* _Exercise details_
Write out exactly the lines from the one containing "What's the underlying" through the last line of the records below, including both.
━━━━━━━━━━━━━━━━
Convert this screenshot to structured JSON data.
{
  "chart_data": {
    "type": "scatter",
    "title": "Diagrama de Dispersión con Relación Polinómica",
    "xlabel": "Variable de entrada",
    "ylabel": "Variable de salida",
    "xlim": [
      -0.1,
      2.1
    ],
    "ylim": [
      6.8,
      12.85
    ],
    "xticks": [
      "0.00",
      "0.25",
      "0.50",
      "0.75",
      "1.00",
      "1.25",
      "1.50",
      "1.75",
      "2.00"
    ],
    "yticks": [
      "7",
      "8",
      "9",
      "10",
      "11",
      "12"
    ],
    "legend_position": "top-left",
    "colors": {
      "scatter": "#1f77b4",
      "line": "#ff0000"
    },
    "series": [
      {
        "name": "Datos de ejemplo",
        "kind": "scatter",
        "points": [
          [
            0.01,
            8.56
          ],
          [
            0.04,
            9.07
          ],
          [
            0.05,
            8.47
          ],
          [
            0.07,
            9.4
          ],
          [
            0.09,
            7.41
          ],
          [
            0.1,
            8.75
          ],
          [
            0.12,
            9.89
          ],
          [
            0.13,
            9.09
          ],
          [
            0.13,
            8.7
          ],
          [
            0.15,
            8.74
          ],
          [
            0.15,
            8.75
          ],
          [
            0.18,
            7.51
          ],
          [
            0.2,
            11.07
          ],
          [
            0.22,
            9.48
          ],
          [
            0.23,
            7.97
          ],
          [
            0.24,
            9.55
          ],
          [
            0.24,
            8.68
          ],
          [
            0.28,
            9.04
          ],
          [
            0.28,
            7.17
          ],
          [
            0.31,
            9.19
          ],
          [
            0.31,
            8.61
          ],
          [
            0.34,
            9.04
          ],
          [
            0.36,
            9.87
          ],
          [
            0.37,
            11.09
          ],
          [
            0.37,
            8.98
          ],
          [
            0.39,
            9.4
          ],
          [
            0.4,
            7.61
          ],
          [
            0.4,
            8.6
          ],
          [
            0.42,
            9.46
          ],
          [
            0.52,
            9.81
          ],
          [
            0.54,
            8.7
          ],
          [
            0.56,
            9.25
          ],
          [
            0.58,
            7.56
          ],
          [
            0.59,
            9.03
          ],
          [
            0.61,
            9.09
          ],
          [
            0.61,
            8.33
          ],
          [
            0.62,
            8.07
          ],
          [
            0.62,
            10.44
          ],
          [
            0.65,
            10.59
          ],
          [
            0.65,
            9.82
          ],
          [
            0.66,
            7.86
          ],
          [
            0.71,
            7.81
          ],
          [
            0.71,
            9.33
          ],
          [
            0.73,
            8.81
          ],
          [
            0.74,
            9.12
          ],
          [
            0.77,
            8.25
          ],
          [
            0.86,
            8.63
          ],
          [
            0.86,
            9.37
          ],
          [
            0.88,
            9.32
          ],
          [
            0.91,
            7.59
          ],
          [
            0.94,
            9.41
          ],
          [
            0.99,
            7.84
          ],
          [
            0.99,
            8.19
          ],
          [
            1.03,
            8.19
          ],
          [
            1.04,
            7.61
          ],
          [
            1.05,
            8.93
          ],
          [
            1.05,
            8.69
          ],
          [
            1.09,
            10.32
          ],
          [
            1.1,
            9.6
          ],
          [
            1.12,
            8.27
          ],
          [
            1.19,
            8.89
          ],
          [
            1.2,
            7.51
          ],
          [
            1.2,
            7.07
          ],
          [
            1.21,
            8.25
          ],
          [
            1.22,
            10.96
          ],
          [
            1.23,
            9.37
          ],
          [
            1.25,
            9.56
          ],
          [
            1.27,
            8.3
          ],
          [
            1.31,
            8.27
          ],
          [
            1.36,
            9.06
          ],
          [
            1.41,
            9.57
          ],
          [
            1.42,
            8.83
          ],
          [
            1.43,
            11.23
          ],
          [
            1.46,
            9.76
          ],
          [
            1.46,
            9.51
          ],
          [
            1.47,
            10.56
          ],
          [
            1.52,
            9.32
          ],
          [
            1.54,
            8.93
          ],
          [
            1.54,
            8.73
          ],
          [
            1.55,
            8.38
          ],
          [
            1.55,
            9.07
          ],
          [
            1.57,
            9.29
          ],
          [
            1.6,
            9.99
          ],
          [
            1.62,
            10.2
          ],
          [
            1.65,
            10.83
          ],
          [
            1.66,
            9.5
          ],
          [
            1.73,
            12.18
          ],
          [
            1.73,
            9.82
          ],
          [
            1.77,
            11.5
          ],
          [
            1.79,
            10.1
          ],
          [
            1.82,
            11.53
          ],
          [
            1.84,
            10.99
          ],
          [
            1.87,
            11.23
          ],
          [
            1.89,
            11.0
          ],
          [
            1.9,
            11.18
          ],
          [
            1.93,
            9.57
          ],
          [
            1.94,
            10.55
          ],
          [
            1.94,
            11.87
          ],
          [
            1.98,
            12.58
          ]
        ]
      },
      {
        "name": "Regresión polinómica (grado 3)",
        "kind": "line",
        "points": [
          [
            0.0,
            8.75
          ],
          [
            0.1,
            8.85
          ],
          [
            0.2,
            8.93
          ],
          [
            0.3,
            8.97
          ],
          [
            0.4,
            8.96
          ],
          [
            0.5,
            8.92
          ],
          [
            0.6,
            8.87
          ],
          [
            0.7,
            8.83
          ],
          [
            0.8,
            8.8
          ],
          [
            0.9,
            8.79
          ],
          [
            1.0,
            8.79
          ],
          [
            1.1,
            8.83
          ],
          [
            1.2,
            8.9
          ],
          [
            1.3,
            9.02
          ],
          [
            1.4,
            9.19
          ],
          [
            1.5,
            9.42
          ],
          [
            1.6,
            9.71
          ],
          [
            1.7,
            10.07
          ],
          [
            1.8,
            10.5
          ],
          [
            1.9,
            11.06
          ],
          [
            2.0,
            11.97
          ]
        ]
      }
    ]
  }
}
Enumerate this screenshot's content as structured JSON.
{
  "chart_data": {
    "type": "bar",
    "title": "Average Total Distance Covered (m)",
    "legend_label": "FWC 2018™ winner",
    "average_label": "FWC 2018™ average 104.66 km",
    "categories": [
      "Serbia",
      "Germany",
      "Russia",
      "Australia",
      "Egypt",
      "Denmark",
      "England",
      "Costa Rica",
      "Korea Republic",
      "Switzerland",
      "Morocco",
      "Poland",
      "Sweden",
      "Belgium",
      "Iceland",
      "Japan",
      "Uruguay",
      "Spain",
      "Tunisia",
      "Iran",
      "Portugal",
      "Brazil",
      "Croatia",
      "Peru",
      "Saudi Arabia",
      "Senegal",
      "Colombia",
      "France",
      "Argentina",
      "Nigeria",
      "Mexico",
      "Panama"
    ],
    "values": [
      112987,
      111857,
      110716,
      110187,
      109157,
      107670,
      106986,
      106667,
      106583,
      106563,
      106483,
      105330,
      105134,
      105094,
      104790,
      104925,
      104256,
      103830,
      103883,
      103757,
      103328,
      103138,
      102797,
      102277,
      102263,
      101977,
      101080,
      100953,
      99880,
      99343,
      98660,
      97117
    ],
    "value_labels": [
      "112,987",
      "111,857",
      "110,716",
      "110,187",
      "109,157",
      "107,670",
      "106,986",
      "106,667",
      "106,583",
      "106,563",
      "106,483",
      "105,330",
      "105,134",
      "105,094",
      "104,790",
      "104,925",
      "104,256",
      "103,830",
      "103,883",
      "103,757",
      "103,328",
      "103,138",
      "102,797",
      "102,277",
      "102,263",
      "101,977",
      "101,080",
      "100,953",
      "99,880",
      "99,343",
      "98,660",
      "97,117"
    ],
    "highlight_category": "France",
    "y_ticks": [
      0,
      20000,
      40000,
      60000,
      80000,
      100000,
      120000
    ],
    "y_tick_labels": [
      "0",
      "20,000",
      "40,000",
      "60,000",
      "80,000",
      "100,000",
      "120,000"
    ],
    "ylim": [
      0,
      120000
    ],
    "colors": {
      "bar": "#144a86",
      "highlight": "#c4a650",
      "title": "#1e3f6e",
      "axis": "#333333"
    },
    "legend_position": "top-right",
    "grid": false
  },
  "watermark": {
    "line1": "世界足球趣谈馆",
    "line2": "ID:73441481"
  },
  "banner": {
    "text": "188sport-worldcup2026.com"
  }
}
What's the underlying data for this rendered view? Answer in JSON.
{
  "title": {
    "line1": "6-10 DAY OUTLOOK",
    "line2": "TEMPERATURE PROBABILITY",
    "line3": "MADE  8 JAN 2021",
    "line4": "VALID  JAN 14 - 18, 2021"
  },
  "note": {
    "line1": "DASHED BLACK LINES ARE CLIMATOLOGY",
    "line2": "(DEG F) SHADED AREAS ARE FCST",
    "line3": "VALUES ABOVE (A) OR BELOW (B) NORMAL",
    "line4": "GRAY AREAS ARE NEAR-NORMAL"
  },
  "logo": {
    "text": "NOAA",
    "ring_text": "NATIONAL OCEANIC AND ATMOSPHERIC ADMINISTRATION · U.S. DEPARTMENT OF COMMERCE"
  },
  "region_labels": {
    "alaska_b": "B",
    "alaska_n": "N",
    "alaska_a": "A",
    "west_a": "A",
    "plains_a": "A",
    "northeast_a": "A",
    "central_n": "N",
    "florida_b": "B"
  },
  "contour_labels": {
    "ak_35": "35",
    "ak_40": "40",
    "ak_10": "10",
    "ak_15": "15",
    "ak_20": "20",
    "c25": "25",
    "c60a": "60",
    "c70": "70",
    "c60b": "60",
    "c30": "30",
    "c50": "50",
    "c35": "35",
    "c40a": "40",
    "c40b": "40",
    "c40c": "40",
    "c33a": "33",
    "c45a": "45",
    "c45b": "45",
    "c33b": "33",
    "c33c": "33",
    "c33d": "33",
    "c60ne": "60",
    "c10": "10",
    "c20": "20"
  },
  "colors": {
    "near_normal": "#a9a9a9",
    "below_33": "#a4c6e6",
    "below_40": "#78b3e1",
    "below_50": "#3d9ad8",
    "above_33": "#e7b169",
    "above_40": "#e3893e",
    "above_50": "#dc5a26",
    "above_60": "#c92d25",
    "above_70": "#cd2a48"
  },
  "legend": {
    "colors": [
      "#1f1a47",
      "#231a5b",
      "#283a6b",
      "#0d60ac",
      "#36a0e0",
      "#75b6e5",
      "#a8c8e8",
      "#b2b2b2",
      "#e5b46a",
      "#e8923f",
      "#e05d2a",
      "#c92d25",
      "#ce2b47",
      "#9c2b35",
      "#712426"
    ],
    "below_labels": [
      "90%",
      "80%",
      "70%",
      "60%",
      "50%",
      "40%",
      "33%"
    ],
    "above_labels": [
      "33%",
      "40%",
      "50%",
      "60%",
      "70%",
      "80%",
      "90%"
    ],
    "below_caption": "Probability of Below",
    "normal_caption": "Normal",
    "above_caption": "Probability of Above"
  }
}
━━━━━━━━━━━━━━━━
* _Task answer_
What's the underlying data for this rendered view? Answer in JSON.
{
  "title": {
    "line1": "6-10 DAY OUTLOOK",
    "line2": "TEMPERATURE PROBABILITY",
    "line3": "MADE  8 JAN 2021",
    "line4": "VALID  JAN 14 - 18, 2021"
  },
  "note": {
    "line1": "DASHED BLACK LINES ARE CLIMATOLOGY",
    "line2": "(DEG F) SHADED AREAS ARE FCST",
    "line3": "VALUES ABOVE (A) OR BELOW (B) NORMAL",
    "line4": "GRAY AREAS ARE NEAR-NORMAL"
  },
  "logo": {
    "text": "NOAA",
    "ring_text": "NATIONAL OCEANIC AND ATMOSPHERIC ADMINISTRATION · U.S. DEPARTMENT OF COMMERCE"
  },
  "region_labels": {
    "alaska_b": "B",
    "alaska_n": "N",
    "alaska_a": "A",
    "west_a": "A",
    "plains_a": "A",
    "northeast_a": "A",
    "central_n": "N",
    "florida_b": "B"
  },
  "contour_labels": {
    "ak_35": "35",
    "ak_40": "40",
    "ak_10": "10",
    "ak_15": "15",
    "ak_20": "20",
    "c25": "25",
    "c60a": "60",
    "c70": "70",
    "c60b": "60",
    "c30": "30",
    "c50": "50",
    "c35": "35",
    "c40a": "40",
    "c40b": "40",
    "c40c": "40",
    "c33a": "33",
    "c45a": "45",
    "c45b": "45",
    "c33b": "33",
    "c33c": "33",
    "c33d": "33",
    "c60ne": "60",
    "c10": "10",
    "c20": "20"
  },
  "colors": {
    "near_normal": "#a9a9a9",
    "below_33": "#a4c6e6",
    "below_40": "#78b3e1",
    "below_50": "#3d9ad8",
    "above_33": "#e7b169",
    "above_40": "#e3893e",
    "above_50": "#dc5a26",
    "above_60": "#c92d25",
    "above_70": "#cd2a48"
  },
  "legend": {
    "colors": [
      "#1f1a47",
      "#231a5b",
      "#283a6b",
      "#0d60ac",
      "#36a0e0",
      "#75b6e5",
      "#a8c8e8",
      "#b2b2b2",
      "#e5b46a",
      "#e8923f",
      "#e05d2a",
      "#c92d25",
      "#ce2b47",
      "#9c2b35",
      "#712426"
    ],
    "below_labels": [
      "90%",
      "80%",
      "70%",
      "60%",
      "50%",
      "40%",
      "33%"
    ],
    "above_labels": [
      "33%",
      "40%",
      "50%",
      "60%",
      "70%",
      "80%",
      "90%"
    ],
    "below_caption": "Probability of Below",
    "normal_caption": "Normal",
    "above_caption": "Probability of Above"
  }
}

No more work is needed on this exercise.